_EXERCISE DETAILS_: Your task is to transcribe all the entries exactly, excluding pictures.

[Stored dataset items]
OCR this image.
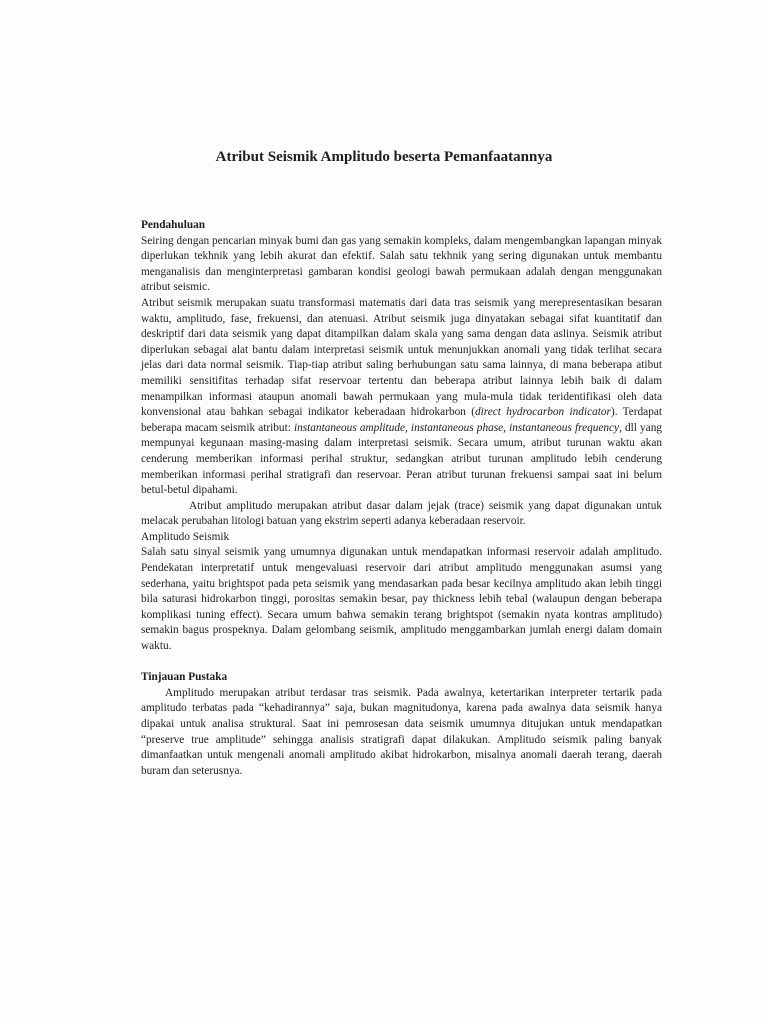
Atribut Seismik Amplitudo beserta Pemanfaatannya
Pendahuluan

Seiring dengan pencarian minyak bumi dan gas yang semakin kompleks, dalam mengembangkan lapangan minyak diperlukan tekhnik yang lebih akurat dan efektif. Salah satu tekhnik yang sering digunakan untuk membantu menganalisis dan menginterpretasi gambaran kondisi geologi bawah permukaan adalah dengan menggunakan atribut seismic.

Atribut seismik merupakan suatu transformasi matematis dari data tras seismik yang merepresentasikan besaran waktu, amplitudo, fase, frekuensi, dan atenuasi. Atribut seismik juga dinyatakan sebagai sifat kuantitatif dan deskriptif dari data seismik yang dapat ditampilkan dalam skala yang sama dengan data aslinya. Seismik atribut diperlukan sebagai alat bantu dalam interpretasi seismik untuk menunjukkan anomali yang tidak terlihat secara jelas dari data normal seismik. Tiap-tiap atribut saling berhubungan satu sama lainnya, di mana beberapa atibut memiliki sensitifitas terhadap sifat reservoar tertentu dan beberapa atribut lainnya lebih baik di dalam menampilkan informasi ataupun anomali bawah permukaan yang mula-mula tidak teridentifikasi oleh data konvensional atau bahkan sebagai indikator keberadaan hidrokarbon (direct hydrocarbon indicator). Terdapat beberapa macam seismik atribut: instantaneous amplitude, instantaneous phase, instantaneous frequency, dll yang mempunyai kegunaan masing-masing dalam interpretasi seismik. Secara umum, atribut turunan waktu akan cenderung memberikan informasi perihal struktur, sedangkan atribut turunan amplitudo lebih cenderung memberikan informasi perihal stratigrafi dan reservoar. Peran atribut turunan frekuensi sampai saat ini belum betul-betul dipahami.

Atribut amplitudo merupakan atribut dasar dalam jejak (trace) seismik yang dapat digunakan untuk melacak perubahan litologi batuan yang ekstrim seperti adanya keberadaan reservoir.

Amplitudo Seismik

Salah satu sinyal seismik yang umumnya digunakan untuk mendapatkan informasi reservoir adalah amplitudo. Pendekatan interpretatif untuk mengevaluasi reservoir dari atribut amplitudo menggunakan asumsi yang sederhana, yaitu brightspot pada peta seismik yang mendasarkan pada besar kecilnya amplitudo akan lebih tinggi bila saturasi hidrokarbon tinggi, porositas semakin besar, pay thickness lebih tebal (walaupun dengan beberapa komplikasi tuning effect). Secara umum bahwa semakin terang brightspot (semakin nyata kontras amplitudo) semakin bagus prospeknya. Dalam gelombang seismik, amplitudo menggambarkan jumlah energi dalam domain waktu.

Tinjauan Pustaka

Amplitudo merupakan atribut terdasar tras seismik. Pada awalnya, ketertarikan interpreter tertarik pada amplitudo terbatas pada “kehadirannya” saja, bukan magnitudonya, karena pada awalnya data seismik hanya dipakai untuk analisa struktural. Saat ini pemrosesan data seismik umumnya ditujukan untuk mendapatkan “preserve true amplitude” sehingga analisis stratigrafi dapat dilakukan. Amplitudo seismik paling banyak dimanfaatkan untuk mengenali anomali amplitudo akibat hidrokarbon, misalnya anomali daerah terang, daerah buram dan seterusnya.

_RESPONSE BELOW_:
OCR this image.
Atribut Seismik Amplitudo beserta Pemanfaatannya
Pendahuluan

Seiring dengan pencarian minyak bumi dan gas yang semakin kompleks, dalam mengembangkan lapangan minyak diperlukan tekhnik yang lebih akurat dan efektif. Salah satu tekhnik yang sering digunakan untuk membantu menganalisis dan menginterpretasi gambaran kondisi geologi bawah permukaan adalah dengan menggunakan atribut seismic.

Atribut seismik merupakan suatu transformasi matematis dari data tras seismik yang merepresentasikan besaran waktu, amplitudo, fase, frekuensi, dan atenuasi. Atribut seismik juga dinyatakan sebagai sifat kuantitatif dan deskriptif dari data seismik yang dapat ditampilkan dalam skala yang sama dengan data aslinya. Seismik atribut diperlukan sebagai alat bantu dalam interpretasi seismik untuk menunjukkan anomali yang tidak terlihat secara jelas dari data normal seismik. Tiap-tiap atribut saling berhubungan satu sama lainnya, di mana beberapa atibut memiliki sensitifitas terhadap sifat reservoar tertentu dan beberapa atribut lainnya lebih baik di dalam menampilkan informasi ataupun anomali bawah permukaan yang mula-mula tidak teridentifikasi oleh data konvensional atau bahkan sebagai indikator keberadaan hidrokarbon (direct hydrocarbon indicator). Terdapat beberapa macam seismik atribut: instantaneous amplitude, instantaneous phase, instantaneous frequency, dll yang mempunyai kegunaan masing-masing dalam interpretasi seismik. Secara umum, atribut turunan waktu akan cenderung memberikan informasi perihal struktur, sedangkan atribut turunan amplitudo lebih cenderung memberikan informasi perihal stratigrafi dan reservoar. Peran atribut turunan frekuensi sampai saat ini belum betul-betul dipahami.

Atribut amplitudo merupakan atribut dasar dalam jejak (trace) seismik yang dapat digunakan untuk melacak perubahan litologi batuan yang ekstrim seperti adanya keberadaan reservoir.

Amplitudo Seismik

Salah satu sinyal seismik yang umumnya digunakan untuk mendapatkan informasi reservoir adalah amplitudo. Pendekatan interpretatif untuk mengevaluasi reservoir dari atribut amplitudo menggunakan asumsi yang sederhana, yaitu brightspot pada peta seismik yang mendasarkan pada besar kecilnya amplitudo akan lebih tinggi bila saturasi hidrokarbon tinggi, porositas semakin besar, pay thickness lebih tebal (walaupun dengan beberapa komplikasi tuning effect). Secara umum bahwa semakin terang brightspot (semakin nyata kontras amplitudo) semakin bagus prospeknya. Dalam gelombang seismik, amplitudo menggambarkan jumlah energi dalam domain waktu.

Tinjauan Pustaka

Amplitudo merupakan atribut terdasar tras seismik. Pada awalnya, ketertarikan interpreter tertarik pada amplitudo terbatas pada “kehadirannya” saja, bukan magnitudonya, karena pada awalnya data seismik hanya dipakai untuk analisa struktural. Saat ini pemrosesan data seismik umumnya ditujukan untuk mendapatkan “preserve true amplitude” sehingga analisis stratigrafi dapat dilakukan. Amplitudo seismik paling banyak dimanfaatkan untuk mengenali anomali amplitudo akibat hidrokarbon, misalnya anomali daerah terang, daerah buram dan seterusnya.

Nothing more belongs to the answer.